* What the exercise asks
Output every line of the data exactly as it appears.

>> Start

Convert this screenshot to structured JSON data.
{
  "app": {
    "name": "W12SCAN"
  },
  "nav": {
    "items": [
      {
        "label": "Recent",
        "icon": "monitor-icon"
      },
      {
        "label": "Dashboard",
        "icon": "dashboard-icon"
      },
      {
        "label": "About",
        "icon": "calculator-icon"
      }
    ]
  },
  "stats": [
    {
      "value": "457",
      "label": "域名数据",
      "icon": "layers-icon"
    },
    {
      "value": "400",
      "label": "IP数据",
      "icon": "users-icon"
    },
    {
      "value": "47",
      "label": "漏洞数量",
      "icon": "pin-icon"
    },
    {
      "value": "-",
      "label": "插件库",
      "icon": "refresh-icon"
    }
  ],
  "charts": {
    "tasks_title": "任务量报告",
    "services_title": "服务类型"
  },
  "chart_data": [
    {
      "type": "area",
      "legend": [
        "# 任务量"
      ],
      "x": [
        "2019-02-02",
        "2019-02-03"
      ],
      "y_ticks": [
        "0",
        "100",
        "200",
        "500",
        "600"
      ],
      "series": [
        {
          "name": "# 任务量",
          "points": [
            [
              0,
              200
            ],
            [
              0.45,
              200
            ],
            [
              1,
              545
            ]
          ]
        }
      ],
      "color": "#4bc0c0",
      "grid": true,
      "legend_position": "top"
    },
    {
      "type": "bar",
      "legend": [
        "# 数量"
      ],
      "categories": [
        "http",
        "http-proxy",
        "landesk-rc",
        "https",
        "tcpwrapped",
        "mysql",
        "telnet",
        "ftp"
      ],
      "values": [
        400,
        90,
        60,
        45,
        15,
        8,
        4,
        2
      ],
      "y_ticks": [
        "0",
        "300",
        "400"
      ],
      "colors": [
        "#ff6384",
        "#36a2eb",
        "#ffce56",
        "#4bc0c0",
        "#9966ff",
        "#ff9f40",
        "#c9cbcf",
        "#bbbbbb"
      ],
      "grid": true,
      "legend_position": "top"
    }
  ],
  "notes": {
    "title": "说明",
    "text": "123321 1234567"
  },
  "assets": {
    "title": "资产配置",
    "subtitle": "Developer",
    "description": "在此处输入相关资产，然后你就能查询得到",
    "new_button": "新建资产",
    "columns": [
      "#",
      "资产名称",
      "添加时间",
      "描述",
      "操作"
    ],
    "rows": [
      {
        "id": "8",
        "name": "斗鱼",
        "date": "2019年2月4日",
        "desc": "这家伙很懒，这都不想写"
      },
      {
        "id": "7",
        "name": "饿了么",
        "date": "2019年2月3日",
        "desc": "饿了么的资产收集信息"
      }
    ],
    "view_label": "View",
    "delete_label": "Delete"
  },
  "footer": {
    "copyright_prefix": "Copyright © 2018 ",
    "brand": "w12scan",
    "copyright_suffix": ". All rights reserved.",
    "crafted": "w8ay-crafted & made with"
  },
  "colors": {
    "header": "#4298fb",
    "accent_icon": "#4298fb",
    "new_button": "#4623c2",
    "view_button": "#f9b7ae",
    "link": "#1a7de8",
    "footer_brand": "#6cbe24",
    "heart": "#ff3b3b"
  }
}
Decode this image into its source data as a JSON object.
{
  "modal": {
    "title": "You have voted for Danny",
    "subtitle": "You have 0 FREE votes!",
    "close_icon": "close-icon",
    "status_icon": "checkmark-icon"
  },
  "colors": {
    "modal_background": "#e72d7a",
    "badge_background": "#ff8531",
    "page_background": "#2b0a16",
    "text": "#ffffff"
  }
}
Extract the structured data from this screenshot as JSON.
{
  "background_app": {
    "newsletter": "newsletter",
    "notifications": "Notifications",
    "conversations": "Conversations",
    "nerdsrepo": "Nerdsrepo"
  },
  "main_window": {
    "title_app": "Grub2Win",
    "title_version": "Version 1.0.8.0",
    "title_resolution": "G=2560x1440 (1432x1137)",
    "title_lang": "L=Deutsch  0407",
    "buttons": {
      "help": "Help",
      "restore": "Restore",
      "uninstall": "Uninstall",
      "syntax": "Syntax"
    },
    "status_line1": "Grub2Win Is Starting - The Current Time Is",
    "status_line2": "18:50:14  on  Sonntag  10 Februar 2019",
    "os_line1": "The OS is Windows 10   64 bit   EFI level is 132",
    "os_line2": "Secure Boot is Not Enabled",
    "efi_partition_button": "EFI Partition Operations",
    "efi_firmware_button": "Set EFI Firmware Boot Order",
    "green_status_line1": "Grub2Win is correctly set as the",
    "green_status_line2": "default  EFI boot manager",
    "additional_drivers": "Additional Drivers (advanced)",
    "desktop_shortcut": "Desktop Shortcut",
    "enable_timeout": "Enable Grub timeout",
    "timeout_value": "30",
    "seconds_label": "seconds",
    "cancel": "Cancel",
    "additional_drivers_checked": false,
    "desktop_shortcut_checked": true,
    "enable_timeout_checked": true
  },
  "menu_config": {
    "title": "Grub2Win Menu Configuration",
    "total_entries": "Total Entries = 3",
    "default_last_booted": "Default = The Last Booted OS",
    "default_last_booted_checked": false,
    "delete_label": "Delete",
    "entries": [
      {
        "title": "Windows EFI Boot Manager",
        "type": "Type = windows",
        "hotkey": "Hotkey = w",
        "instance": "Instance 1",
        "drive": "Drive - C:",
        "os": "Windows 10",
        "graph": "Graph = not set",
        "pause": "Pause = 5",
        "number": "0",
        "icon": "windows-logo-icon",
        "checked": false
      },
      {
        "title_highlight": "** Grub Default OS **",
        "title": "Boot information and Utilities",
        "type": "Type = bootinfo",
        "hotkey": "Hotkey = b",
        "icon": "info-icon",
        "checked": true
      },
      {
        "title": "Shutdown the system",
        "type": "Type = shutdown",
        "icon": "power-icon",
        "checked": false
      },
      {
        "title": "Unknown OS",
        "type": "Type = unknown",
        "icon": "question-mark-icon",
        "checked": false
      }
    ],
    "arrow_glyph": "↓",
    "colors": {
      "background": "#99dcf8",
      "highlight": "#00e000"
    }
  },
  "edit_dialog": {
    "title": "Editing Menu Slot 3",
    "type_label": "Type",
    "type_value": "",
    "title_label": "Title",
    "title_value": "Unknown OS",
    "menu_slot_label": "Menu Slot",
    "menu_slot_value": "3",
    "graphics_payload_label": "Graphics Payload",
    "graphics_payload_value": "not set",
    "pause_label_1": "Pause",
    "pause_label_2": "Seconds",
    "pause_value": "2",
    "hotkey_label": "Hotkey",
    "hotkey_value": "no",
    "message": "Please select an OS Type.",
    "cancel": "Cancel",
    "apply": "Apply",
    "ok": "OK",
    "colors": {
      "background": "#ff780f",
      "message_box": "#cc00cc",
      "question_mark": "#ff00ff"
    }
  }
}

>> End

* Problem solution
Convert this screenshot to structured JSON data.
{
  "app": {
    "name": "W12SCAN"
  },
  "nav": {
    "items": [
      {
        "label": "Recent",
        "icon": "monitor-icon"
      },
      {
        "label": "Dashboard",
        "icon": "dashboard-icon"
      },
      {
        "label": "About",
        "icon": "calculator-icon"
      }
    ]
  },
  "stats": [
    {
      "value": "457",
      "label": "域名数据",
      "icon": "layers-icon"
    },
    {
      "value": "400",
      "label": "IP数据",
      "icon": "users-icon"
    },
    {
      "value": "47",
      "label": "漏洞数量",
      "icon": "pin-icon"
    },
    {
      "value": "-",
      "label": "插件库",
      "icon": "refresh-icon"
    }
  ],
  "charts": {
    "tasks_title": "任务量报告",
    "services_title": "服务类型"
  },
  "chart_data": [
    {
      "type": "area",
      "legend": [
        "# 任务量"
      ],
      "x": [
        "2019-02-02",
        "2019-02-03"
      ],
      "y_ticks": [
        "0",
        "100",
        "200",
        "500",
        "600"
      ],
      "series": [
        {
          "name": "# 任务量",
          "points": [
            [
              0,
              200
            ],
            [
              0.45,
              200
            ],
            [
              1,
              545
            ]
          ]
        }
      ],
      "color": "#4bc0c0",
      "grid": true,
      "legend_position": "top"
    },
    {
      "type": "bar",
      "legend": [
        "# 数量"
      ],
      "categories": [
        "http",
        "http-proxy",
        "landesk-rc",
        "https",
        "tcpwrapped",
        "mysql",
        "telnet",
        "ftp"
      ],
      "values": [
        400,
        90,
        60,
        45,
        15,
        8,
        4,
        2
      ],
      "y_ticks": [
        "0",
        "300",
        "400"
      ],
      "colors": [
        "#ff6384",
        "#36a2eb",
        "#ffce56",
        "#4bc0c0",
        "#9966ff",
        "#ff9f40",
        "#c9cbcf",
        "#bbbbbb"
      ],
      "grid": true,
      "legend_position": "top"
    }
  ],
  "notes": {
    "title": "说明",
    "text": "123321 1234567"
  },
  "assets": {
    "title": "资产配置",
    "subtitle": "Developer",
    "description": "在此处输入相关资产，然后你就能查询得到",
    "new_button": "新建资产",
    "columns": [
      "#",
      "资产名称",
      "添加时间",
      "描述",
      "操作"
    ],
    "rows": [
      {
        "id": "8",
        "name": "斗鱼",
        "date": "2019年2月4日",
        "desc": "这家伙很懒，这都不想写"
      },
      {
        "id": "7",
        "name": "饿了么",
        "date": "2019年2月3日",
        "desc": "饿了么的资产收集信息"
      }
    ],
    "view_label": "View",
    "delete_label": "Delete"
  },
  "footer": {
    "copyright_prefix": "Copyright © 2018 ",
    "brand": "w12scan",
    "copyright_suffix": ". All rights reserved.",
    "crafted": "w8ay-crafted & made with"
  },
  "colors": {
    "header": "#4298fb",
    "accent_icon": "#4298fb",
    "new_button": "#4623c2",
    "view_button": "#f9b7ae",
    "link": "#1a7de8",
    "footer_brand": "#6cbe24",
    "heart": "#ff3b3b"
  }
}
Decode this image into its source data as a JSON object.
{
  "modal": {
    "title": "You have voted for Danny",
    "subtitle": "You have 0 FREE votes!",
    "close_icon": "close-icon",
    "status_icon": "checkmark-icon"
  },
  "colors": {
    "modal_background": "#e72d7a",
    "badge_background": "#ff8531",
    "page_background": "#2b0a16",
    "text": "#ffffff"
  }
}
Extract the structured data from this screenshot as JSON.
{
  "background_app": {
    "newsletter": "newsletter",
    "notifications": "Notifications",
    "conversations": "Conversations",
    "nerdsrepo": "Nerdsrepo"
  },
  "main_window": {
    "title_app": "Grub2Win",
    "title_version": "Version 1.0.8.0",
    "title_resolution": "G=2560x1440 (1432x1137)",
    "title_lang": "L=Deutsch  0407",
    "buttons": {
      "help": "Help",
      "restore": "Restore",
      "uninstall": "Uninstall",
      "syntax": "Syntax"
    },
    "status_line1": "Grub2Win Is Starting - The Current Time Is",
    "status_line2": "18:50:14  on  Sonntag  10 Februar 2019",
    "os_line1": "The OS is Windows 10   64 bit   EFI level is 132",
    "os_line2": "Secure Boot is Not Enabled",
    "efi_partition_button": "EFI Partition Operations",
    "efi_firmware_button": "Set EFI Firmware Boot Order",
    "green_status_line1": "Grub2Win is correctly set as the",
    "green_status_line2": "default  EFI boot manager",
    "additional_drivers": "Additional Drivers (advanced)",
    "desktop_shortcut": "Desktop Shortcut",
    "enable_timeout": "Enable Grub timeout",
    "timeout_value": "30",
    "seconds_label": "seconds",
    "cancel": "Cancel",
    "additional_drivers_checked": false,
    "desktop_shortcut_checked": true,
    "enable_timeout_checked": true
  },
  "menu_config": {
    "title": "Grub2Win Menu Configuration",
    "total_entries": "Total Entries = 3",
    "default_last_booted": "Default = The Last Booted OS",
    "default_last_booted_checked": false,
    "delete_label": "Delete",
    "entries": [
      {
        "title": "Windows EFI Boot Manager",
        "type": "Type = windows",
        "hotkey": "Hotkey = w",
        "instance": "Instance 1",
        "drive": "Drive - C:",
        "os": "Windows 10",
        "graph": "Graph = not set",
        "pause": "Pause = 5",
        "number": "0",
        "icon": "windows-logo-icon",
        "checked": false
      },
      {
        "title_highlight": "** Grub Default OS **",
        "title": "Boot information and Utilities",
        "type": "Type = bootinfo",
        "hotkey": "Hotkey = b",
        "icon": "info-icon",
        "checked": true
      },
      {
        "title": "Shutdown the system",
        "type": "Type = shutdown",
        "icon": "power-icon",
        "checked": false
      },
      {
        "title": "Unknown OS",
        "type": "Type = unknown",
        "icon": "question-mark-icon",
        "checked": false
      }
    ],
    "arrow_glyph": "↓",
    "colors": {
      "background": "#99dcf8",
      "highlight": "#00e000"
    }
  },
  "edit_dialog": {
    "title": "Editing Menu Slot 3",
    "type_label": "Type",
    "type_value": "",
    "title_label": "Title",
    "title_value": "Unknown OS",
    "menu_slot_label": "Menu Slot",
    "menu_slot_value": "3",
    "graphics_payload_label": "Graphics Payload",
    "graphics_payload_value": "not set",
    "pause_label_1": "Pause",
    "pause_label_2": "Seconds",
    "pause_value": "2",
    "hotkey_label": "Hotkey",
    "hotkey_value": "no",
    "message": "Please select an OS Type.",
    "cancel": "Cancel",
    "apply": "Apply",
    "ok": "OK",
    "colors": {
      "background": "#ff780f",
      "message_box": "#cc00cc",
      "question_mark": "#ff00ff"
    }
  }
}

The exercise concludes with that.